**Work instructions**:
Locate the lines where "only" occurs and copy them as they stand.

**Supplied data**:

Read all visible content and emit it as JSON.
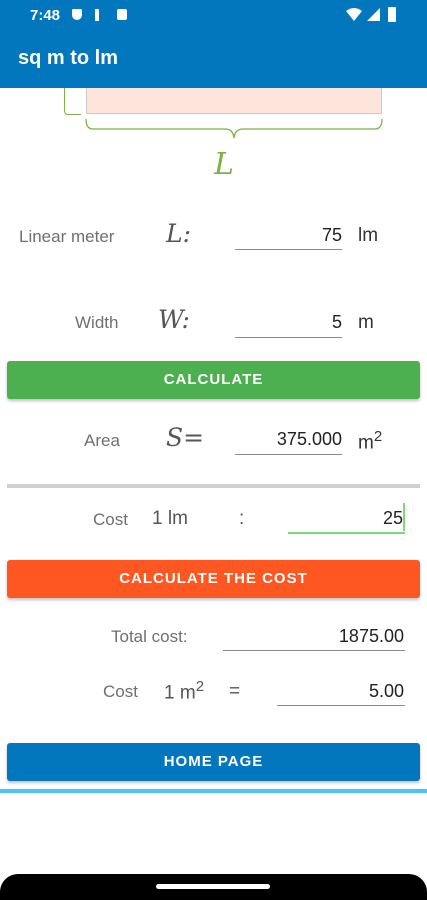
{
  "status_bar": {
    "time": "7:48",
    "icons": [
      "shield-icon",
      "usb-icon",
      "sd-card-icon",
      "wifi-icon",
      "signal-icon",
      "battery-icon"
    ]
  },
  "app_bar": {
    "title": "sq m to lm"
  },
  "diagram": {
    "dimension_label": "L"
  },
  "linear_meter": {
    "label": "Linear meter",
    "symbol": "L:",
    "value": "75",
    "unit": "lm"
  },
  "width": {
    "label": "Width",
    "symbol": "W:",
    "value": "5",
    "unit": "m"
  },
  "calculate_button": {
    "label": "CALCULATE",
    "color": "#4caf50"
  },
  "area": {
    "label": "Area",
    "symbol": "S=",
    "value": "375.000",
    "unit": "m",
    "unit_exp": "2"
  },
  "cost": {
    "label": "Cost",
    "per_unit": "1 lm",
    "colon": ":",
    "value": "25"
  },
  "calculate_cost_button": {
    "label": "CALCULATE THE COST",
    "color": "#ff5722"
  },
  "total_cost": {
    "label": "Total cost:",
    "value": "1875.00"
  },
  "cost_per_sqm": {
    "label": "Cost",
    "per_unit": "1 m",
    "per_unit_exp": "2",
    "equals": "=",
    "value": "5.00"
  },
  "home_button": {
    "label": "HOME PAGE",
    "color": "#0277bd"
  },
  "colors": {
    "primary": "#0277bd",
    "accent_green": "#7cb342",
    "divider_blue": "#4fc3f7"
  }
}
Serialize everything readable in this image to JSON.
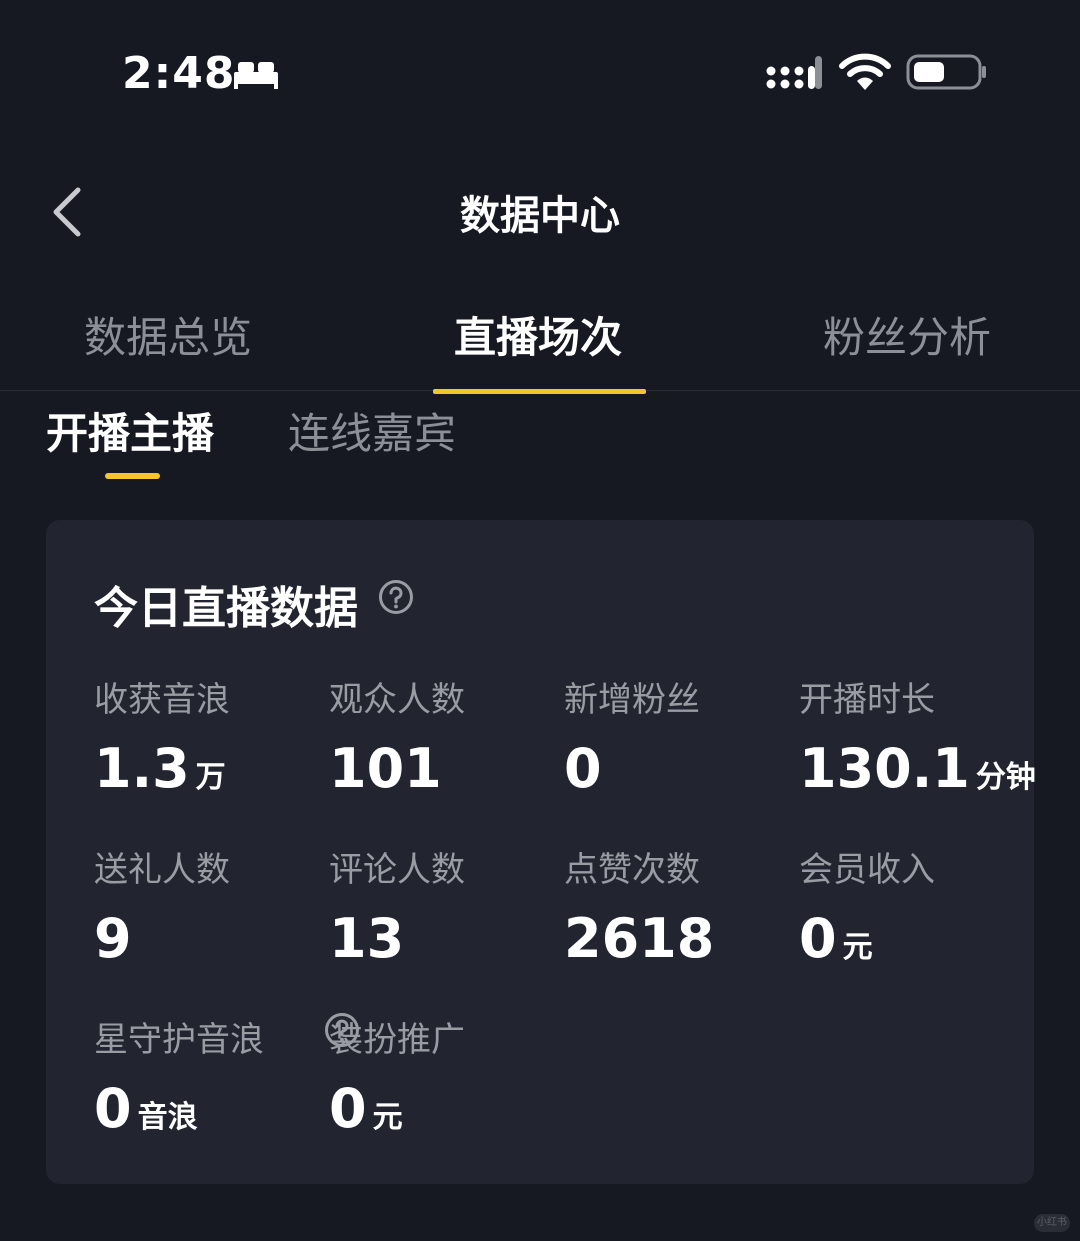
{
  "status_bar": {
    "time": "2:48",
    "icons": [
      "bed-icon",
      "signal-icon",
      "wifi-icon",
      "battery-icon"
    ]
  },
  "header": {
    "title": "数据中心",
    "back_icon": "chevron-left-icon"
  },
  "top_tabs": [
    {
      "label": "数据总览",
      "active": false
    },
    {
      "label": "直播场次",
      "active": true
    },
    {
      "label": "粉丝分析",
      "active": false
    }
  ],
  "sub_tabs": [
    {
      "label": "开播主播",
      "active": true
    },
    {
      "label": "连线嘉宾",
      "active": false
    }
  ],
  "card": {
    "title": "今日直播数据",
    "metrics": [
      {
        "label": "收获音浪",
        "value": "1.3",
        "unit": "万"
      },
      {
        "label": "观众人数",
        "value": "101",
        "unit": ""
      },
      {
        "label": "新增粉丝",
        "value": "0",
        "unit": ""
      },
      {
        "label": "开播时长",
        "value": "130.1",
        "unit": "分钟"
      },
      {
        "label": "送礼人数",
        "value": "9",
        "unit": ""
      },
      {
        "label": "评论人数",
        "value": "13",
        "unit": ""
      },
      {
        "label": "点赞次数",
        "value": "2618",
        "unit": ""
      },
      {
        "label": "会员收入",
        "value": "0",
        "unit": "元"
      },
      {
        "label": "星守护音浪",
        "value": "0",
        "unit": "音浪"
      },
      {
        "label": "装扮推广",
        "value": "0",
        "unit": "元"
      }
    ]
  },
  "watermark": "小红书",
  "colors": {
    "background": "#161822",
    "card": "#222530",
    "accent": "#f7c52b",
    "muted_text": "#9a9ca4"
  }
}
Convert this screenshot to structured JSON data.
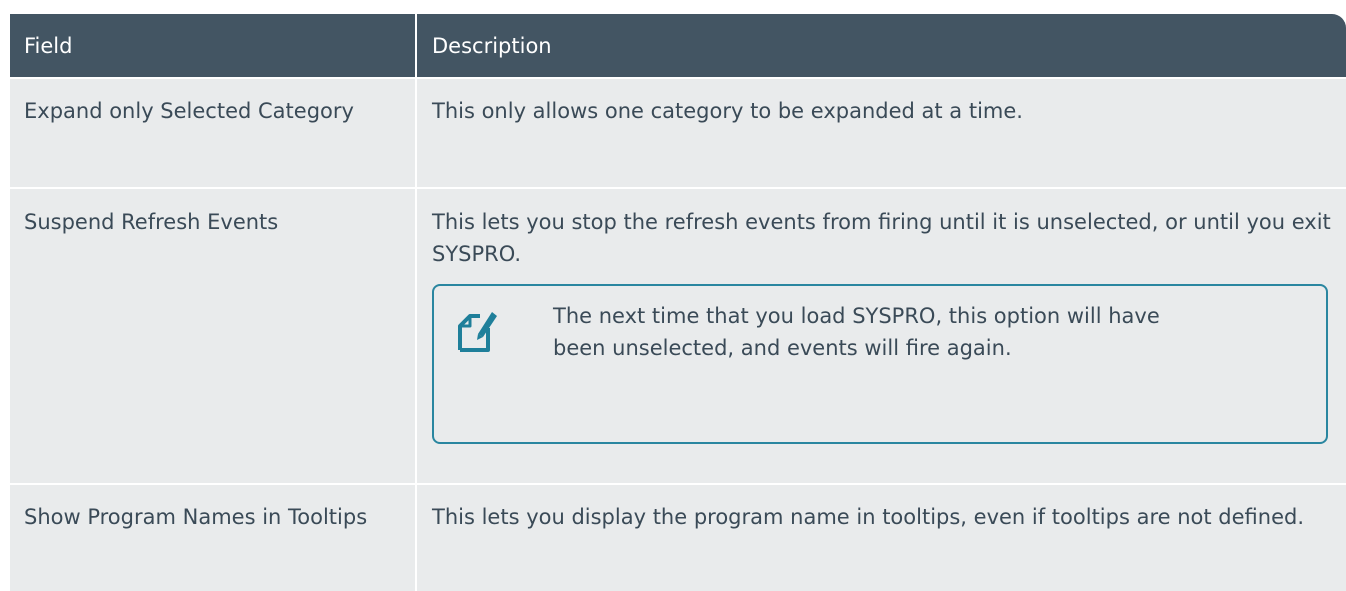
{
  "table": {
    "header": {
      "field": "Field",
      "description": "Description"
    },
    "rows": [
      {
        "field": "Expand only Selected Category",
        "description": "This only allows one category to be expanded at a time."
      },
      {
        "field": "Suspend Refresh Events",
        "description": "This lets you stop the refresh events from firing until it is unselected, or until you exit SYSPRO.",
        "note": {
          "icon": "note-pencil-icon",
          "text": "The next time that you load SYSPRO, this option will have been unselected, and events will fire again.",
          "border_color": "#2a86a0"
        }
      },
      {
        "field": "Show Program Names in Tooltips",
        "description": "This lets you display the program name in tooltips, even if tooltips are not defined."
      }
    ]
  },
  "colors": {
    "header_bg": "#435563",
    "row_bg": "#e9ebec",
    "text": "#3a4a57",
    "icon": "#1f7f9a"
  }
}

**Correct result**:
        "field": "Expand only Selected Category",
        "description": "This only allows one category to be expanded at a time."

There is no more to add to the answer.